**Your task**
Repeat, without any change, the entries presented below.

+++ Data entries

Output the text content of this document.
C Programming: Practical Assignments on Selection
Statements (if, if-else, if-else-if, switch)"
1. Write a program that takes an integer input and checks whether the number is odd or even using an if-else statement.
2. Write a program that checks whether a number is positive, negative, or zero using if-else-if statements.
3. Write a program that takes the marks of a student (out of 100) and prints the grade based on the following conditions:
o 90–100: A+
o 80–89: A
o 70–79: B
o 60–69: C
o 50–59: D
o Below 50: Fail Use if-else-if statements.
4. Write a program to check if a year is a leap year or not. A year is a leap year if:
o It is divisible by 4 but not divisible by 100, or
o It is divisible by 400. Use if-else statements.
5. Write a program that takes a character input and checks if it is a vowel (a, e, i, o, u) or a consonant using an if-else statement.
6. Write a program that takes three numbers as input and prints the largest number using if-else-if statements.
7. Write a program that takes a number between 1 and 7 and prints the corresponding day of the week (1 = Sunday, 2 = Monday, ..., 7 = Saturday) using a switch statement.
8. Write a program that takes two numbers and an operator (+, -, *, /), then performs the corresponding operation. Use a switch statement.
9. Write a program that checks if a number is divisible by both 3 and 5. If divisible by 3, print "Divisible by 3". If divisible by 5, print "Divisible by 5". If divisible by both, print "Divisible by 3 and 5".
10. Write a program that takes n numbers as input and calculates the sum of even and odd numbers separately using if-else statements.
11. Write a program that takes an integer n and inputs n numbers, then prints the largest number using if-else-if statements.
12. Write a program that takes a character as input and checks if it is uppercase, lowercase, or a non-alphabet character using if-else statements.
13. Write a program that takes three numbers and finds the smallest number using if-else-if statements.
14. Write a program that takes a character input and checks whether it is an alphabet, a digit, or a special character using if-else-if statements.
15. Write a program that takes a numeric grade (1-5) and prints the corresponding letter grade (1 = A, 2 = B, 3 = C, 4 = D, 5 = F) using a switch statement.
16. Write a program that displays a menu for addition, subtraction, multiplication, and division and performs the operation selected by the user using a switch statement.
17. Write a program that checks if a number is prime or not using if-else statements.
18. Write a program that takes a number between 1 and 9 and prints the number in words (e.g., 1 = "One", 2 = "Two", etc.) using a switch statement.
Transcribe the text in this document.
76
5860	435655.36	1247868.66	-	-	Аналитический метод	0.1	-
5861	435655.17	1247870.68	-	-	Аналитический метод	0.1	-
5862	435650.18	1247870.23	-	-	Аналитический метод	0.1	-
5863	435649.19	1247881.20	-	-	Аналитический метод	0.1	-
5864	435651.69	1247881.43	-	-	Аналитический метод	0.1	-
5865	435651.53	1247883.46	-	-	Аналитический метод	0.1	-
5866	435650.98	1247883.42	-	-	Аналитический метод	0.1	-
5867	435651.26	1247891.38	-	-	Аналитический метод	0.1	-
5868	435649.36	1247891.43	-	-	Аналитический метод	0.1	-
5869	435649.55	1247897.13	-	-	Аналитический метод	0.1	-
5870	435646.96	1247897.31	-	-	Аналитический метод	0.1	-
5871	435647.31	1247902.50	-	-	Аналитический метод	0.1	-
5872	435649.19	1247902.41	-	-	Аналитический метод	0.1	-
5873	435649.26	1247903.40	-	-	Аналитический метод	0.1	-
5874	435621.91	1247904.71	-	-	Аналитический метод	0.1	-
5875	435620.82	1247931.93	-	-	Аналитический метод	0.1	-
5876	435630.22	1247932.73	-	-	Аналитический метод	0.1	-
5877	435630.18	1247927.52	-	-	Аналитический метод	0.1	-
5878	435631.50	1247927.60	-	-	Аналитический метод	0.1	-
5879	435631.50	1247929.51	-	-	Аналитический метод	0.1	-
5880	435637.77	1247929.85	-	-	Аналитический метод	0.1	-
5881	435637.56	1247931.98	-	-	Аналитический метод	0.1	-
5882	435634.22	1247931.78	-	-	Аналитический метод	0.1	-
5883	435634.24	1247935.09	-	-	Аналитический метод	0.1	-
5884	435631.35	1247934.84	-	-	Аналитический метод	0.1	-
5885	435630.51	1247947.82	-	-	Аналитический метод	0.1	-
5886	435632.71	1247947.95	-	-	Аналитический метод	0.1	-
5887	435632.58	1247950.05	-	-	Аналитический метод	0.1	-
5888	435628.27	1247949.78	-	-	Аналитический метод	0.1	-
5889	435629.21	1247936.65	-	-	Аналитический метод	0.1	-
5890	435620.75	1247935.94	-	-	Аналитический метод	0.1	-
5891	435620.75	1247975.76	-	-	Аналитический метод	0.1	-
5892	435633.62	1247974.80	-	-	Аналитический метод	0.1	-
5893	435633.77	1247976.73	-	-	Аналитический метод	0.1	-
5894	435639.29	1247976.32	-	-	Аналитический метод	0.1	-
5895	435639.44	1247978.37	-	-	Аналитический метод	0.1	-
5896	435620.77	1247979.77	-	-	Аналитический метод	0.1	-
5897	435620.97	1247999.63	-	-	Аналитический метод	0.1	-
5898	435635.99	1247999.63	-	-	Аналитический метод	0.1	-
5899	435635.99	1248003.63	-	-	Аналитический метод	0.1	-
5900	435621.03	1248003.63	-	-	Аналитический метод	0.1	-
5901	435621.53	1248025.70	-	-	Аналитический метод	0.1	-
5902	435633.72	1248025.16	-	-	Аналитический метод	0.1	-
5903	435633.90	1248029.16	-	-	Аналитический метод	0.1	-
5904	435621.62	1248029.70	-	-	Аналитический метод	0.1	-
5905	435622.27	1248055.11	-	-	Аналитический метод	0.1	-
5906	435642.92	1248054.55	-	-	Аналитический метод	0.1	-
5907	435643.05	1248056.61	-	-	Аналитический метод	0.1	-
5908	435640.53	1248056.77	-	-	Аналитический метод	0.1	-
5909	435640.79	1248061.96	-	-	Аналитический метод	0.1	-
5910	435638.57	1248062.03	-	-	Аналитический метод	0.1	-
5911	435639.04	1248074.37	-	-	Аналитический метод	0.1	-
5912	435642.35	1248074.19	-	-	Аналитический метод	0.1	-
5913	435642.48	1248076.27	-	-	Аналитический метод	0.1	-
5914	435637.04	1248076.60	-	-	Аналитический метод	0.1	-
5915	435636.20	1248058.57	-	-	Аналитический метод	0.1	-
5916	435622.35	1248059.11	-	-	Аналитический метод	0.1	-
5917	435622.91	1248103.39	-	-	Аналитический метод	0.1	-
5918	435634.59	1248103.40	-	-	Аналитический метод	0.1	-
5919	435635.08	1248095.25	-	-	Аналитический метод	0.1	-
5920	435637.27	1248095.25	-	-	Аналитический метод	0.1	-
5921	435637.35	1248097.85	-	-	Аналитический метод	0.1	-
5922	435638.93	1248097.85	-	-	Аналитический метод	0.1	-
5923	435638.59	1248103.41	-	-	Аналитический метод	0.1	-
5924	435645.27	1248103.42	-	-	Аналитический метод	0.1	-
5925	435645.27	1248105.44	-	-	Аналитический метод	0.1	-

++++++

**Solution to this problem**
Output the text content of this document.
C Programming: Practical Assignments on Selection
Statements (if, if-else, if-else-if, switch)"
1. Write a program that takes an integer input and checks whether the number is odd or even using an if-else statement.
2. Write a program that checks whether a number is positive, negative, or zero using if-else-if statements.
3. Write a program that takes the marks of a student (out of 100) and prints the grade based on the following conditions:
o 90–100: A+
o 80–89: A
o 70–79: B
o 60–69: C
o 50–59: D
o Below 50: Fail Use if-else-if statements.
4. Write a program to check if a year is a leap year or not. A year is a leap year if:
o It is divisible by 4 but not divisible by 100, or
o It is divisible by 400. Use if-else statements.
5. Write a program that takes a character input and checks if it is a vowel (a, e, i, o, u) or a consonant using an if-else statement.
6. Write a program that takes three numbers as input and prints the largest number using if-else-if statements.
7. Write a program that takes a number between 1 and 7 and prints the corresponding day of the week (1 = Sunday, 2 = Monday, ..., 7 = Saturday) using a switch statement.
8. Write a program that takes two numbers and an operator (+, -, *, /), then performs the corresponding operation. Use a switch statement.
9. Write a program that checks if a number is divisible by both 3 and 5. If divisible by 3, print "Divisible by 3". If divisible by 5, print "Divisible by 5". If divisible by both, print "Divisible by 3 and 5".
10. Write a program that takes n numbers as input and calculates the sum of even and odd numbers separately using if-else statements.
11. Write a program that takes an integer n and inputs n numbers, then prints the largest number using if-else-if statements.
12. Write a program that takes a character as input and checks if it is uppercase, lowercase, or a non-alphabet character using if-else statements.
13. Write a program that takes three numbers and finds the smallest number using if-else-if statements.
14. Write a program that takes a character input and checks whether it is an alphabet, a digit, or a special character using if-else-if statements.
15. Write a program that takes a numeric grade (1-5) and prints the corresponding letter grade (1 = A, 2 = B, 3 = C, 4 = D, 5 = F) using a switch statement.
16. Write a program that displays a menu for addition, subtraction, multiplication, and division and performs the operation selected by the user using a switch statement.
17. Write a program that checks if a number is prime or not using if-else statements.
18. Write a program that takes a number between 1 and 9 and prints the number in words (e.g., 1 = "One", 2 = "Two", etc.) using a switch statement.
Transcribe the text in this document.
76
5860	435655.36	1247868.66	-	-	Аналитический метод	0.1	-
5861	435655.17	1247870.68	-	-	Аналитический метод	0.1	-
5862	435650.18	1247870.23	-	-	Аналитический метод	0.1	-
5863	435649.19	1247881.20	-	-	Аналитический метод	0.1	-
5864	435651.69	1247881.43	-	-	Аналитический метод	0.1	-
5865	435651.53	1247883.46	-	-	Аналитический метод	0.1	-
5866	435650.98	1247883.42	-	-	Аналитический метод	0.1	-
5867	435651.26	1247891.38	-	-	Аналитический метод	0.1	-
5868	435649.36	1247891.43	-	-	Аналитический метод	0.1	-
5869	435649.55	1247897.13	-	-	Аналитический метод	0.1	-
5870	435646.96	1247897.31	-	-	Аналитический метод	0.1	-
5871	435647.31	1247902.50	-	-	Аналитический метод	0.1	-
5872	435649.19	1247902.41	-	-	Аналитический метод	0.1	-
5873	435649.26	1247903.40	-	-	Аналитический метод	0.1	-
5874	435621.91	1247904.71	-	-	Аналитический метод	0.1	-
5875	435620.82	1247931.93	-	-	Аналитический метод	0.1	-
5876	435630.22	1247932.73	-	-	Аналитический метод	0.1	-
5877	435630.18	1247927.52	-	-	Аналитический метод	0.1	-
5878	435631.50	1247927.60	-	-	Аналитический метод	0.1	-
5879	435631.50	1247929.51	-	-	Аналитический метод	0.1	-
5880	435637.77	1247929.85	-	-	Аналитический метод	0.1	-
5881	435637.56	1247931.98	-	-	Аналитический метод	0.1	-
5882	435634.22	1247931.78	-	-	Аналитический метод	0.1	-
5883	435634.24	1247935.09	-	-	Аналитический метод	0.1	-
5884	435631.35	1247934.84	-	-	Аналитический метод	0.1	-
5885	435630.51	1247947.82	-	-	Аналитический метод	0.1	-
5886	435632.71	1247947.95	-	-	Аналитический метод	0.1	-
5887	435632.58	1247950.05	-	-	Аналитический метод	0.1	-
5888	435628.27	1247949.78	-	-	Аналитический метод	0.1	-
5889	435629.21	1247936.65	-	-	Аналитический метод	0.1	-
5890	435620.75	1247935.94	-	-	Аналитический метод	0.1	-
5891	435620.75	1247975.76	-	-	Аналитический метод	0.1	-
5892	435633.62	1247974.80	-	-	Аналитический метод	0.1	-
5893	435633.77	1247976.73	-	-	Аналитический метод	0.1	-
5894	435639.29	1247976.32	-	-	Аналитический метод	0.1	-
5895	435639.44	1247978.37	-	-	Аналитический метод	0.1	-
5896	435620.77	1247979.77	-	-	Аналитический метод	0.1	-
5897	435620.97	1247999.63	-	-	Аналитический метод	0.1	-
5898	435635.99	1247999.63	-	-	Аналитический метод	0.1	-
5899	435635.99	1248003.63	-	-	Аналитический метод	0.1	-
5900	435621.03	1248003.63	-	-	Аналитический метод	0.1	-
5901	435621.53	1248025.70	-	-	Аналитический метод	0.1	-
5902	435633.72	1248025.16	-	-	Аналитический метод	0.1	-
5903	435633.90	1248029.16	-	-	Аналитический метод	0.1	-
5904	435621.62	1248029.70	-	-	Аналитический метод	0.1	-
5905	435622.27	1248055.11	-	-	Аналитический метод	0.1	-
5906	435642.92	1248054.55	-	-	Аналитический метод	0.1	-
5907	435643.05	1248056.61	-	-	Аналитический метод	0.1	-
5908	435640.53	1248056.77	-	-	Аналитический метод	0.1	-
5909	435640.79	1248061.96	-	-	Аналитический метод	0.1	-
5910	435638.57	1248062.03	-	-	Аналитический метод	0.1	-
5911	435639.04	1248074.37	-	-	Аналитический метод	0.1	-
5912	435642.35	1248074.19	-	-	Аналитический метод	0.1	-
5913	435642.48	1248076.27	-	-	Аналитический метод	0.1	-
5914	435637.04	1248076.60	-	-	Аналитический метод	0.1	-
5915	435636.20	1248058.57	-	-	Аналитический метод	0.1	-
5916	435622.35	1248059.11	-	-	Аналитический метод	0.1	-
5917	435622.91	1248103.39	-	-	Аналитический метод	0.1	-
5918	435634.59	1248103.40	-	-	Аналитический метод	0.1	-
5919	435635.08	1248095.25	-	-	Аналитический метод	0.1	-
5920	435637.27	1248095.25	-	-	Аналитический метод	0.1	-
5921	435637.35	1248097.85	-	-	Аналитический метод	0.1	-
5922	435638.93	1248097.85	-	-	Аналитический метод	0.1	-
5923	435638.59	1248103.41	-	-	Аналитический метод	0.1	-
5924	435645.27	1248103.42	-	-	Аналитический метод	0.1	-
5925	435645.27	1248105.44	-	-	Аналитический метод	0.1	-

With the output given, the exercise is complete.